**What to produce**
Look through the listing below and work out how many of its lines hold the word "text". Give only the number.

**Given information**
☆ ☆ ☆ ☆ ☆
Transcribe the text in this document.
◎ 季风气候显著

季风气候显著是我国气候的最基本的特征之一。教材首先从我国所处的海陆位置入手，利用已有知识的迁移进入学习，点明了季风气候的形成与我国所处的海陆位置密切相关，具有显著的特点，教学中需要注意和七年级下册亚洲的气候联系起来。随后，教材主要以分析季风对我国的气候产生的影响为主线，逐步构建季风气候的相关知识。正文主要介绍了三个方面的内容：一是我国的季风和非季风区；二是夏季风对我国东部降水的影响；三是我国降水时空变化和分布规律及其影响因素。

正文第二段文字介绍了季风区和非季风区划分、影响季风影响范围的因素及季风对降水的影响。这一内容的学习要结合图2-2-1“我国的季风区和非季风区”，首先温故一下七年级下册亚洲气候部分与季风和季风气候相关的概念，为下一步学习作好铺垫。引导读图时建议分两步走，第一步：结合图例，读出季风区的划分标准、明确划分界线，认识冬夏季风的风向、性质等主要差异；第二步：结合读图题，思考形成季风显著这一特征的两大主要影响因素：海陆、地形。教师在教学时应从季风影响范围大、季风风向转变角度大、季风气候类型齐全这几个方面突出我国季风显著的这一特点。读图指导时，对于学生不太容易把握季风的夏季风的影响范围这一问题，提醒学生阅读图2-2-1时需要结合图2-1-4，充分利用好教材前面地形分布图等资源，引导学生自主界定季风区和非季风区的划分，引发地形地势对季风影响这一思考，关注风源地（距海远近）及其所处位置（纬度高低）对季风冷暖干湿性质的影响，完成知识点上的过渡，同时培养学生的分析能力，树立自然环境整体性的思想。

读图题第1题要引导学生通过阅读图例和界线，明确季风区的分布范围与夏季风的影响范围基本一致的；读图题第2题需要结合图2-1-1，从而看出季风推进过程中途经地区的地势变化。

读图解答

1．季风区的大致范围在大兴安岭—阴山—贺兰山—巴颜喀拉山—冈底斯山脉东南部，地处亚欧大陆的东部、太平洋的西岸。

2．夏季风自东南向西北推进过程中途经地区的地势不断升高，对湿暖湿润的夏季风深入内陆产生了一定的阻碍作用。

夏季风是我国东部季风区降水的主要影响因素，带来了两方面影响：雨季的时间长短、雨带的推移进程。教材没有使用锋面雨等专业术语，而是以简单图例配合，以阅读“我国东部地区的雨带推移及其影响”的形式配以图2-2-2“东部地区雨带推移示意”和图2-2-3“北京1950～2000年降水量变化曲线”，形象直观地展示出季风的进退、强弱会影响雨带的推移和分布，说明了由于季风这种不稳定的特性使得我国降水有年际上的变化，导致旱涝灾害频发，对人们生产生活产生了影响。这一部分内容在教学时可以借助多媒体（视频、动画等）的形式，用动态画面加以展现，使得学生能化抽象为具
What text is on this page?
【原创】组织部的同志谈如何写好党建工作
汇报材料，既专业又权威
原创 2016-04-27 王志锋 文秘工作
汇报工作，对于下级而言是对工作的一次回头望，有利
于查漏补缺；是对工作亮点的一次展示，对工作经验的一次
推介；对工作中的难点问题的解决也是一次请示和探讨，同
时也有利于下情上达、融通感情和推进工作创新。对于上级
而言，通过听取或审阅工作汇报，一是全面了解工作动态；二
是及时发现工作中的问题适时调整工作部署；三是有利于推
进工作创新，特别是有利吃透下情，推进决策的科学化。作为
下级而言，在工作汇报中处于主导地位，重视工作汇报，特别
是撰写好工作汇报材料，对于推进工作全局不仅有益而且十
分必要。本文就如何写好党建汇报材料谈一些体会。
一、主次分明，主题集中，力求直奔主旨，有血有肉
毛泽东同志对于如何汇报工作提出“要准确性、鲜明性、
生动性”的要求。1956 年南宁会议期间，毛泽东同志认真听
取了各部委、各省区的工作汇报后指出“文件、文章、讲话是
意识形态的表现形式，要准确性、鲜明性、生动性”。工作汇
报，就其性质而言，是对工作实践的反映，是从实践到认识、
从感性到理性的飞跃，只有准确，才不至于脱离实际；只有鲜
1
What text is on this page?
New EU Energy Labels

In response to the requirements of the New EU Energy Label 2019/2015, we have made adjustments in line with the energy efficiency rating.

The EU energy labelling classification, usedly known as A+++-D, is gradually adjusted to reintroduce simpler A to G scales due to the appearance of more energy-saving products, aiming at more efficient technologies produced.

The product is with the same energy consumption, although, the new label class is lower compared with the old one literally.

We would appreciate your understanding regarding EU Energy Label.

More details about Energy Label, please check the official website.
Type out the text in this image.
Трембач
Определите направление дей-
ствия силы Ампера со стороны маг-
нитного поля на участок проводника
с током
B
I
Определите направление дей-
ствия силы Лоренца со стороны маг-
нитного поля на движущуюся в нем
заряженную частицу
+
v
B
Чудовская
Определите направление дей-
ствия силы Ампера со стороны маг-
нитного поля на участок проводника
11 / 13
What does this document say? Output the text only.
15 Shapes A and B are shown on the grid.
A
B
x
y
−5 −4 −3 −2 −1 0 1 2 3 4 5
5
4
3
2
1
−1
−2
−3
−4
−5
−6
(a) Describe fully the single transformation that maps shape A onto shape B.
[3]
☆ ☆ ☆ ☆ ☆
**Written solution**
5